Exercise goal: Rewrite all of the material below with "Banach space" changed to "Hilbert space" and nothing else altered. Leave the pictures out.

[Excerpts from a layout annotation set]
⁂
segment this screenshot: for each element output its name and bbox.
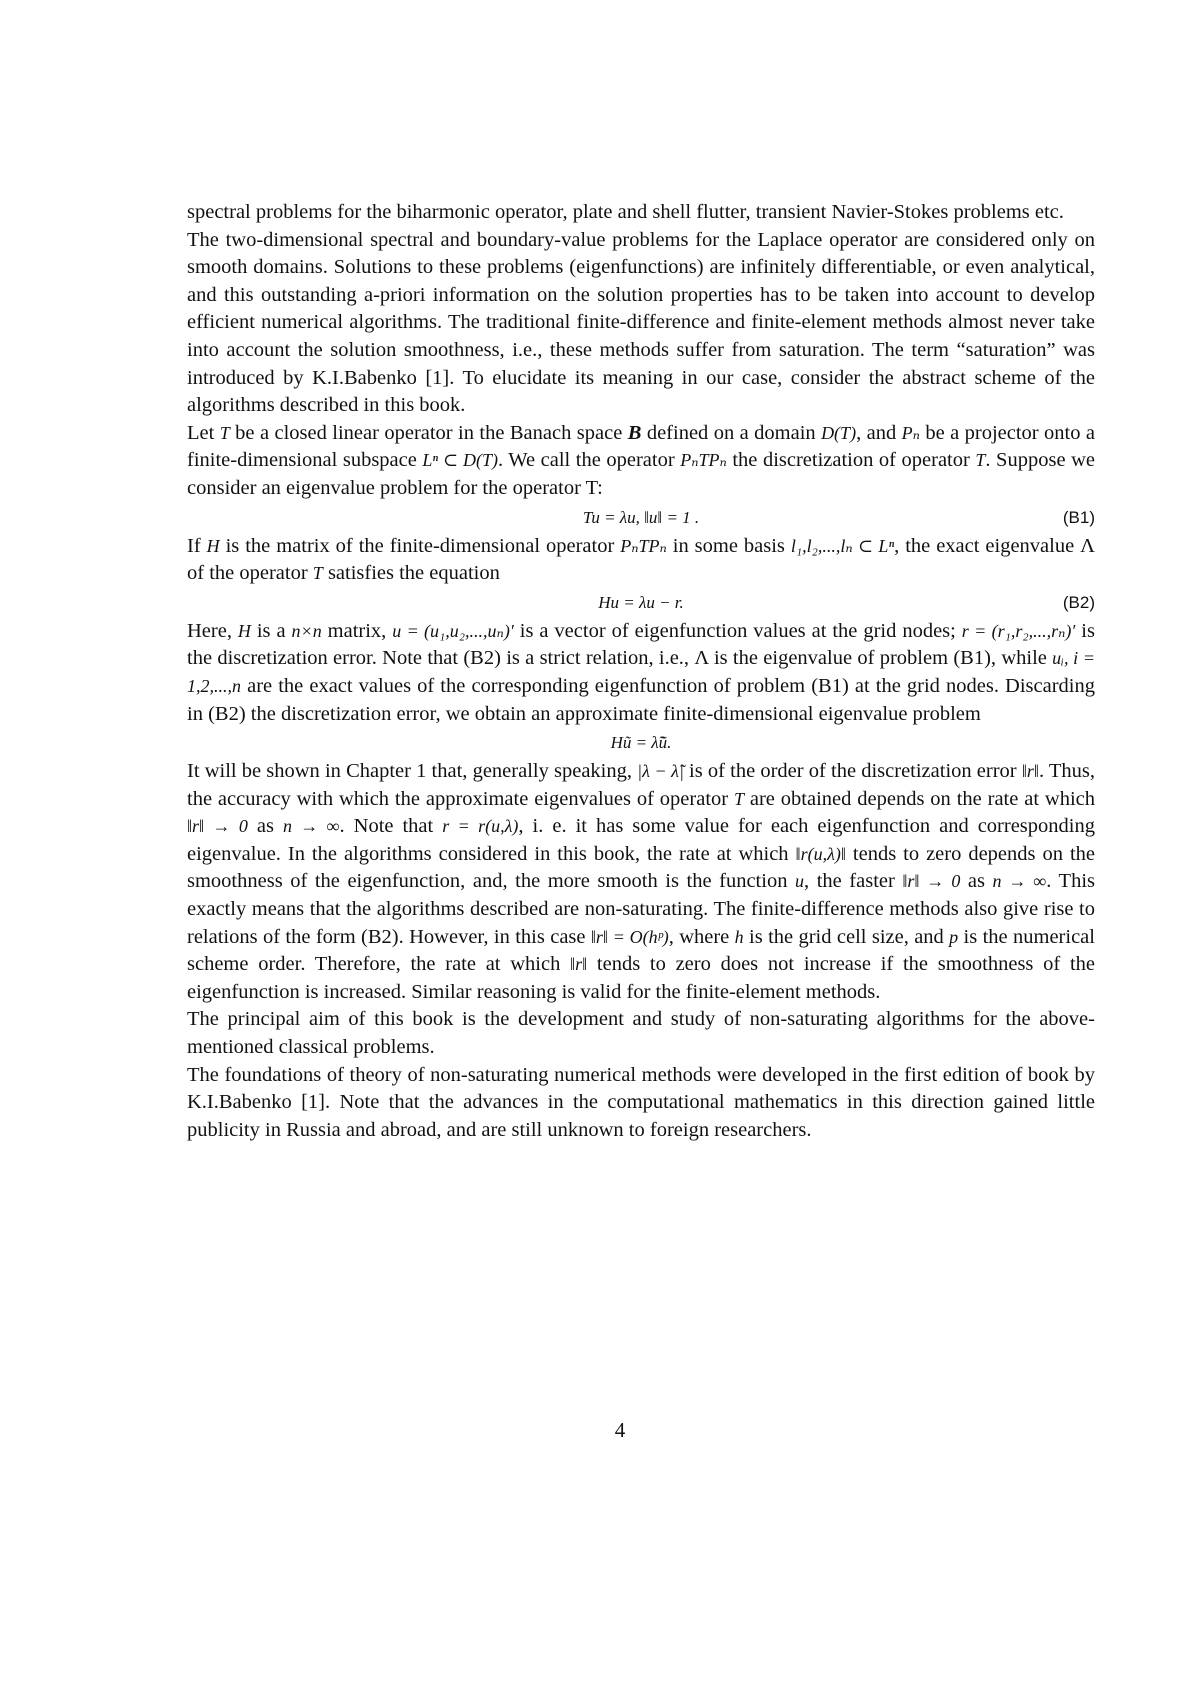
inline-math: ‖r‖ = O(hᵖ): [591, 927, 669, 947]
page-number: 4: [0, 1418, 1200, 1443]
text-run: , where: [669, 926, 735, 948]
text-run: in some basis: [667, 535, 791, 557]
inline-math: ‖r(u,λ)‖: [796, 844, 846, 864]
text-run: are obtained depends on the rate at which: [744, 788, 1095, 810]
paragraph: [187, 618, 1095, 728]
text-run: is the numerical scheme order. Therefore, the rate at which: [187, 926, 1095, 976]
text-run: is a vector of eigenfunction values at the grid nodes;: [514, 620, 962, 642]
equation-label: (B2): [1063, 588, 1095, 618]
text-run: is of the order of the discretization error: [684, 760, 1022, 782]
text-run: If: [187, 535, 207, 557]
inline-math: Lⁿ ⊂ D(T): [422, 450, 498, 470]
inline-math: h: [735, 927, 744, 947]
text-run: be a projector onto a finite-dimensional subspace: [187, 422, 1095, 472]
paragraph: [187, 533, 1095, 588]
inline-math: n×n: [292, 621, 322, 641]
inline-math: H: [207, 536, 220, 556]
inline-math: T: [313, 563, 323, 583]
equation-body: Hu = λu − r.: [187, 588, 1095, 618]
paragraph: [187, 1006, 1095, 1061]
inline-math: u = (u₁,u₂,...,uₙ)′: [392, 621, 514, 641]
paragraph: [187, 199, 1095, 227]
text-run: The foundations of theory of non-saturating numerical methods were developed in the first edition of book by K.I.Babenko [1]. Note that the advances in the computational mathematics in this direction gained little publicity in Russia and abroad, and are still unknown to foreign researchers.: [187, 1064, 1095, 1141]
inline-math: PₙTPₙ: [680, 450, 727, 470]
text-run: tends to zero does not increase if the smoothness of the eigenfunction is increased. Similar reasoning is valid for the finite-element methods.: [187, 953, 1095, 1003]
text-run: . We call the operator: [498, 449, 680, 471]
paragraph: [187, 420, 1095, 503]
equation: [187, 503, 1095, 533]
inline-math: H: [238, 621, 251, 641]
inline-math: Pₙ: [902, 423, 920, 443]
equation: [187, 728, 1095, 758]
text-run: Here,: [187, 620, 238, 642]
text-run: , and: [856, 422, 902, 444]
inline-math: l₁,l₂,...,lₙ ⊂ Lⁿ: [791, 536, 894, 556]
inline-math: r = r(u,λ): [442, 816, 518, 836]
text-run: The two-dimensional spectral and boundary-value problems for the Laplace operator are considered only on smooth domains. Solutions to these problems (eigenfunctions) are infinitely differentiable, or even analytical, and this outstanding a-priori information on the solution properties has to be taken into account to develop efficient numerical algorithms. The traditional finite-difference and finite-element methods almost never take into account the solution smoothness, i.e., these methods suffer from saturation. The term “saturation” was introduced by K.I.Babenko [1]. To elucidate its meaning in our case, consider the abstract scheme of the algorithms described in this book.: [187, 229, 1095, 417]
text-run: is the matrix of the finite-dimensional operator: [220, 535, 621, 557]
text-run: matrix,: [322, 620, 393, 642]
text-run: . This exactly means that the algorithms described are non-saturating. The finite-difference methods also give rise to relations of the form (B2). However, in this case: [187, 870, 1095, 947]
text-run: as: [960, 870, 992, 892]
inline-math: T: [734, 789, 744, 809]
text-run: Let: [187, 422, 220, 444]
inline-math: n → ∞: [283, 816, 340, 836]
text-run: is a: [251, 620, 292, 642]
page-body: [187, 199, 1095, 1144]
text-run: is the discretization error. Note that (B2) is a strict relation, i.e., Λ is the eigenvalue of problem (B1), while: [187, 620, 1095, 670]
inline-math: u: [795, 871, 804, 891]
text-run: are the exact values of the corresponding eigenfunction of problem (B1) at the grid nodes. Discarding in (B2) the discretization error, we obtain an approximate finite-dimensional eigenvalue problem: [187, 675, 1095, 725]
inline-math: n → ∞: [993, 871, 1047, 891]
inline-math: T: [975, 450, 985, 470]
text-run: the discretization of operator: [727, 449, 976, 471]
inline-math: ‖r‖ → 0: [902, 871, 960, 891]
text-run: , the faster: [804, 870, 902, 892]
inline-math: r = (r₁,r₂,...,rₙ)′: [962, 621, 1076, 641]
text-run: defined on a domain: [641, 422, 821, 444]
text-run: as: [248, 815, 283, 837]
text-run: , the exact eigenvalue Λ of the operator: [187, 535, 1095, 585]
inline-math: p: [949, 927, 958, 947]
bold-symbol: B: [628, 422, 642, 444]
inline-math: ‖r‖ → 0: [187, 816, 248, 836]
inline-math: uᵢ, i = 1,2,...,n: [187, 648, 1095, 696]
text-run: , i. e. it has some value for each eigenfunction and corresponding eigenvalue. In the algorithms considered in this book, the rate at which: [187, 815, 1095, 865]
paragraph: [187, 1062, 1095, 1145]
inline-math: D(T): [821, 423, 856, 443]
equation-body: Tu = λu, ‖u‖ = 1 .: [187, 503, 1095, 533]
text-run: The principal aim of this book is the development and study of non-saturating algorithms for the above-mentioned classical problems.: [187, 1008, 1095, 1058]
inline-math: |λ − λ̃|: [637, 761, 684, 781]
text-run: . Suppose we consider an eigenvalue problem for the operator T:: [187, 449, 1095, 499]
equation: [187, 588, 1095, 618]
inline-math: PₙTPₙ: [620, 536, 667, 556]
paragraph: [187, 758, 1095, 1006]
inline-math: ‖r‖: [570, 954, 587, 974]
text-run: satisfies the equation: [323, 562, 500, 584]
text-run: . Thus, the accuracy with which the approximate eigenvalues of operator: [187, 760, 1095, 810]
equation-body: Hũ = λ̃ũ.: [187, 728, 1095, 758]
inline-math: T: [220, 423, 230, 443]
paragraph: [187, 227, 1095, 420]
text-run: It will be shown in Chapter 1 that, generally speaking,: [187, 760, 637, 782]
inline-math: ‖r‖: [1022, 761, 1039, 781]
text-run: be a closed linear operator in the Banach space: [230, 422, 628, 444]
text-run: is the grid cell size, and: [744, 926, 950, 948]
text-run: spectral problems for the biharmonic operator, plate and shell flutter, transient Navier-Stokes problems etc.: [187, 201, 1064, 223]
text-run: . Note that: [340, 815, 443, 837]
text-run: tends to zero depends on the smoothness of the eigenfunction, and, the more smooth is the function: [187, 843, 1095, 893]
equation-label: (B1): [1063, 503, 1095, 533]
⁂
Written answer:
segment this screenshot: for each element output its name and bbox.
inline-math: ‖r‖ = O(hᵖ): [591, 927, 669, 947]
page-number: 4: [0, 1418, 1200, 1443]
text-run: , where: [669, 926, 735, 948]
text-run: in some basis: [667, 535, 791, 557]
inline-math: ‖r(u,λ)‖: [796, 844, 846, 864]
text-run: are obtained depends on the rate at which: [744, 788, 1095, 810]
paragraph: [187, 618, 1095, 728]
text-run: is the numerical scheme order. Therefore, the rate at which: [187, 926, 1095, 976]
text-run: is a vector of eigenfunction values at the grid nodes;: [514, 620, 962, 642]
equation-label: (B2): [1063, 588, 1095, 618]
text-run: is of the order of the discretization error: [684, 760, 1022, 782]
text-run: If: [187, 535, 207, 557]
inline-math: Lⁿ ⊂ D(T): [422, 450, 498, 470]
inline-math: h: [735, 927, 744, 947]
text-run: be a projector onto a finite-dimensional subspace: [187, 422, 1095, 472]
paragraph: [187, 533, 1095, 588]
inline-math: n×n: [292, 621, 322, 641]
inline-math: H: [207, 536, 220, 556]
inline-math: T: [313, 563, 323, 583]
equation-body: Hu = λu − r.: [187, 588, 1095, 618]
paragraph: [187, 1006, 1095, 1061]
inline-math: u = (u₁,u₂,...,uₙ)′: [392, 621, 514, 641]
paragraph: [187, 199, 1095, 227]
text-run: The foundations of theory of non-saturating numerical methods were developed in the first edition of book by K.I.Babenko [1]. Note that the advances in the computational mathematics in this direction gained little publicity in Russia and abroad, and are still unknown to foreign researchers.: [187, 1064, 1095, 1141]
inline-math: PₙTPₙ: [680, 450, 727, 470]
text-run: tends to zero does not increase if the smoothness of the eigenfunction is increased. Similar reasoning is valid for the finite-element methods.: [187, 953, 1095, 1003]
text-run: . We call the operator: [498, 449, 680, 471]
paragraph: [187, 420, 1095, 503]
equation: [187, 503, 1095, 533]
inline-math: H: [238, 621, 251, 641]
inline-math: Pₙ: [902, 423, 920, 443]
equation: [187, 728, 1095, 758]
text-run: Here,: [187, 620, 238, 642]
text-run: , and: [856, 422, 902, 444]
inline-math: l₁,l₂,...,lₙ ⊂ Lⁿ: [791, 536, 894, 556]
inline-math: r = r(u,λ): [442, 816, 518, 836]
text-run: The two-dimensional spectral and boundary-value problems for the Laplace operator are considered only on smooth domains. Solutions to these problems (eigenfunctions) are infinitely differentiable, or even analytical, and this outstanding a-priori information on the solution properties has to be taken into account to develop efficient numerical algorithms. The traditional finite-difference and finite-element methods almost never take into account the solution smoothness, i.e., these methods suffer from saturation. The term “saturation” was introduced by K.I.Babenko [1]. To elucidate its meaning in our case, consider the abstract scheme of the algorithms described in this book.: [187, 229, 1095, 417]
text-run: is the matrix of the finite-dimensional operator: [220, 535, 621, 557]
text-run: matrix,: [322, 620, 393, 642]
text-run: . This exactly means that the algorithms described are non-saturating. The finite-difference methods also give rise to relations of the form (B2). However, in this case: [187, 870, 1095, 947]
text-run: as: [960, 870, 992, 892]
inline-math: T: [734, 789, 744, 809]
text-run: Let: [187, 422, 220, 444]
inline-math: n → ∞: [283, 816, 340, 836]
text-run: is a: [251, 620, 292, 642]
page-body: [187, 199, 1095, 1144]
text-run: is the discretization error. Note that (B2) is a strict relation, i.e., Λ is the eigenvalue of problem (B1), while: [187, 620, 1095, 670]
inline-math: u: [795, 871, 804, 891]
text-run: are the exact values of the corresponding eigenfunction of problem (B1) at the grid nodes. Discarding in (B2) the discretization error, we obtain an approximate finite-dimensional eigenvalue problem: [187, 675, 1095, 725]
inline-math: n → ∞: [993, 871, 1047, 891]
inline-math: T: [975, 450, 985, 470]
text-run: the discretization of operator: [727, 449, 976, 471]
inline-math: ‖r‖ → 0: [902, 871, 960, 891]
text-run: , the faster: [804, 870, 902, 892]
inline-math: r = (r₁,r₂,...,rₙ)′: [962, 621, 1076, 641]
text-run: defined on a domain: [641, 422, 821, 444]
text-run: as: [248, 815, 283, 837]
text-run: , the exact eigenvalue Λ of the operator: [187, 535, 1095, 585]
inline-math: p: [949, 927, 958, 947]
bold-symbol: B: [628, 422, 642, 444]
inline-math: ‖r‖ → 0: [187, 816, 248, 836]
inline-math: uᵢ, i = 1,2,...,n: [187, 648, 1095, 696]
text-run: , i. e. it has some value for each eigenfunction and corresponding eigenvalue. In the algorithms considered in this book, the rate at which: [187, 815, 1095, 865]
paragraph: [187, 1062, 1095, 1145]
inline-math: D(T): [821, 423, 856, 443]
equation-body: Tu = λu, ‖u‖ = 1 .: [187, 503, 1095, 533]
text-run: The principal aim of this book is the development and study of non-saturating algorithms for the above-mentioned classical problems.: [187, 1008, 1095, 1058]
inline-math: |λ − λ̃|: [637, 761, 684, 781]
text-run: . Suppose we consider an eigenvalue problem for the operator T:: [187, 449, 1095, 499]
equation: [187, 588, 1095, 618]
inline-math: PₙTPₙ: [620, 536, 667, 556]
paragraph: [187, 758, 1095, 1006]
inline-math: ‖r‖: [570, 954, 587, 974]
text-run: satisfies the equation: [323, 562, 500, 584]
text-run: . Thus, the accuracy with which the approximate eigenvalues of operator: [187, 760, 1095, 810]
equation-body: Hũ = λ̃ũ.: [187, 728, 1095, 758]
inline-math: T: [220, 423, 230, 443]
paragraph: [187, 227, 1095, 420]
text-run: It will be shown in Chapter 1 that, generally speaking,: [187, 760, 637, 782]
inline-math: ‖r‖: [1022, 761, 1039, 781]
text-run: be a closed linear operator in the Hilbert space: [230, 422, 628, 444]
text-run: is the grid cell size, and: [744, 926, 950, 948]
text-run: spectral problems for the biharmonic operator, plate and shell flutter, transient Navier-Stokes problems etc.: [187, 201, 1064, 223]
text-run: . Note that: [340, 815, 443, 837]
text-run: tends to zero depends on the smoothness of the eigenfunction, and, the more smooth is the function: [187, 843, 1095, 893]
equation-label: (B1): [1063, 503, 1095, 533]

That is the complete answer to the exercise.